(Saved data entries)
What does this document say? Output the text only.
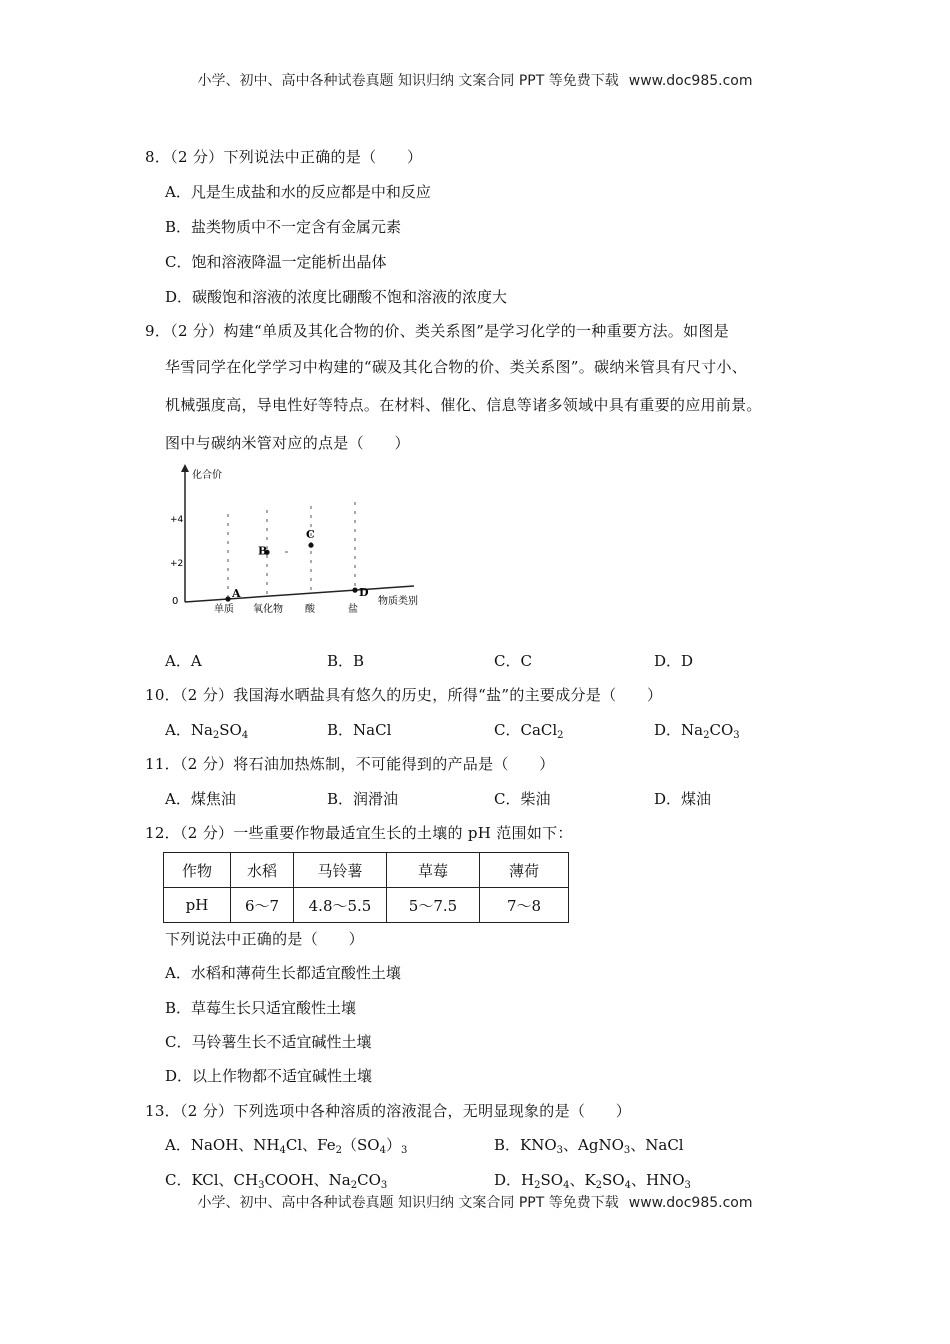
小学、初中、高中各种试卷真题 知识归纳 文案合同 PPT 等免费下载 www.doc985.com
8．（2 分）下列说法中正确的是（　　）
A．凡是生成盐和水的反应都是中和反应
B．盐类物质中不一定含有金属元素
C．饱和溶液降温一定能析出晶体
D．碳酸饱和溶液的浓度比硼酸不饱和溶液的浓度大
9．（2 分）构建“单质及其化合物的价、类关系图”是学习化学的一种重要方法。如图是
华雪同学在化学学习中构建的“碳及其化合物的价、类关系图”。碳纳米管具有尺寸小、
机械强度高，导电性好等特点。在材料、催化、信息等诸多领域中具有重要的应用前景。
图中与碳纳米管对应的点是（　　）
化合价
物质类别
+4
+2
0
A
B
C
D
单质 氧化物 酸	盐
A．A	B．B	C．C	D．D
10．（2 分）我国海水晒盐具有悠久的历史，所得“盐”的主要成分是（　　）
A．$Na_2SO_4$	B．NaCl	C．CaCl$_2$	D．$Na_2CO_3$
11．（2 分）将石油加热炼制，不可能得到的产品是（　　）
A．煤焦油	B．润滑油	C．柴油	D．煤油
12．（2 分）一些重要作物最适宜生长的土壤的 pH 范围如下：
作物	水稻	马铃薯	草莓	薄荷
pH	6～7	4.8～5.5	5～7.5	7～8
下列说法中正确的是（　　）
A．水稻和薄荷生长都适宜酸性土壤
B．草莓生长只适宜酸性土壤
C．马铃薯生长不适宜碱性土壤
D．以上作物都不适宜碱性土壤
13．（2 分）下列选项中各种溶质的溶液混合，无明显现象的是（　　）
A．NaOH、$NH_4Cl$、$Fe_2(SO_4)_3$	B．$KNO_3$、AgNO$_3$、NaCl
C．KCl、$CH_3COOH$、$Na_2CO_3$	D．$H_2SO_4$、$K_2SO_4$、$HNO_3$
小学、初中、高中各种试卷真题 知识归纳 文案合同 PPT 等免费下载 www.doc985.com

#### [Exercise goal]
Omit the pictures. Output every record above word for word.

#### [Result of this exercise]
What does this document say? Output the text only.
小学、初中、高中各种试卷真题 知识归纳 文案合同 PPT 等免费下载 www.doc985.com
8．（2 分）下列说法中正确的是（　　）
A．凡是生成盐和水的反应都是中和反应
B．盐类物质中不一定含有金属元素
C．饱和溶液降温一定能析出晶体
D．碳酸饱和溶液的浓度比硼酸不饱和溶液的浓度大
9．（2 分）构建“单质及其化合物的价、类关系图”是学习化学的一种重要方法。如图是
华雪同学在化学学习中构建的“碳及其化合物的价、类关系图”。碳纳米管具有尺寸小、
机械强度高，导电性好等特点。在材料、催化、信息等诸多领域中具有重要的应用前景。
图中与碳纳米管对应的点是（　　）
化合价
物质类别
+4
+2
0
A
B
C
D
单质 氧化物 酸	盐
A．A	B．B	C．C	D．D
10．（2 分）我国海水晒盐具有悠久的历史，所得“盐”的主要成分是（　　）
A．$Na_2SO_4$	B．NaCl	C．CaCl$_2$	D．$Na_2CO_3$
11．（2 分）将石油加热炼制，不可能得到的产品是（　　）
A．煤焦油	B．润滑油	C．柴油	D．煤油
12．（2 分）一些重要作物最适宜生长的土壤的 pH 范围如下：
作物	水稻	马铃薯	草莓	薄荷
pH	6～7	4.8～5.5	5～7.5	7～8
下列说法中正确的是（　　）
A．水稻和薄荷生长都适宜酸性土壤
B．草莓生长只适宜酸性土壤
C．马铃薯生长不适宜碱性土壤
D．以上作物都不适宜碱性土壤
13．（2 分）下列选项中各种溶质的溶液混合，无明显现象的是（　　）
A．NaOH、$NH_4Cl$、$Fe_2(SO_4)_3$	B．$KNO_3$、AgNO$_3$、NaCl
C．KCl、$CH_3COOH$、$Na_2CO_3$	D．$H_2SO_4$、$K_2SO_4$、$HNO_3$
小学、初中、高中各种试卷真题 知识归纳 文案合同 PPT 等免费下载 www.doc985.com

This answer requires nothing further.